** WHAT IS BEING ASKED **
What you return should match every record exactly, with the images removed.

═════ EXERCISE INPUT ═════

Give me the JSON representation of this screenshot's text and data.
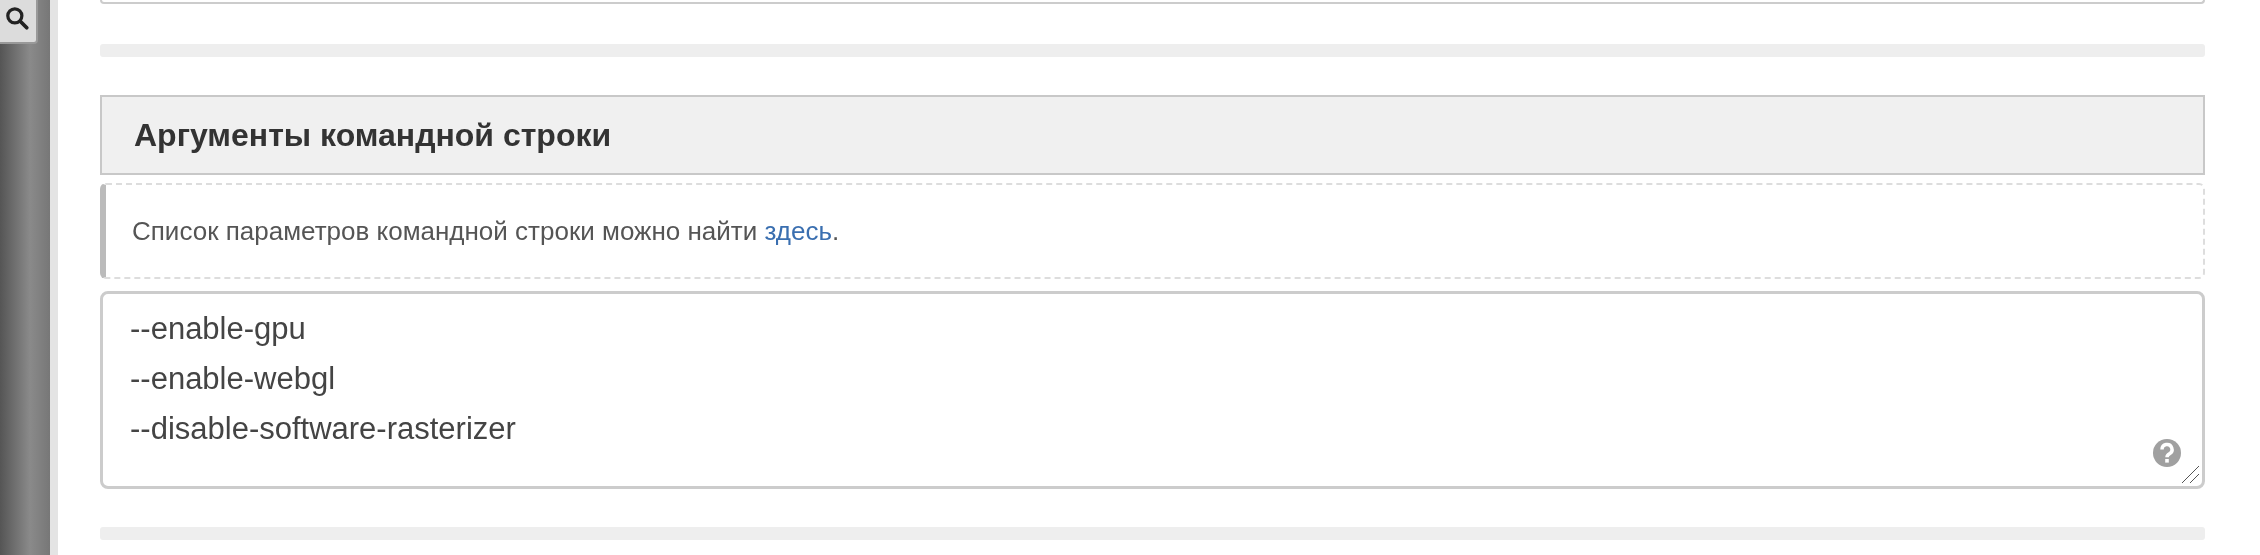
{
  "section": {
    "title": "Аргументы командной строки"
  },
  "info": {
    "text": "Список параметров командной строки можно найти ",
    "link": "здесь",
    "tail": "."
  },
  "arguments": {
    "value": [
      "--enable-gpu",
      "--enable-webgl",
      "--disable-software-rasterizer"
    ]
  }
}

═════

** THE COMPLETED TASK **
Give me the JSON representation of this screenshot's text and data.
{
  "section": {
    "title": "Аргументы командной строки"
  },
  "info": {
    "text": "Список параметров командной строки можно найти ",
    "link": "здесь",
    "tail": "."
  },
  "arguments": {
    "value": [
      "--enable-gpu",
      "--enable-webgl",
      "--disable-software-rasterizer"
    ]
  }
}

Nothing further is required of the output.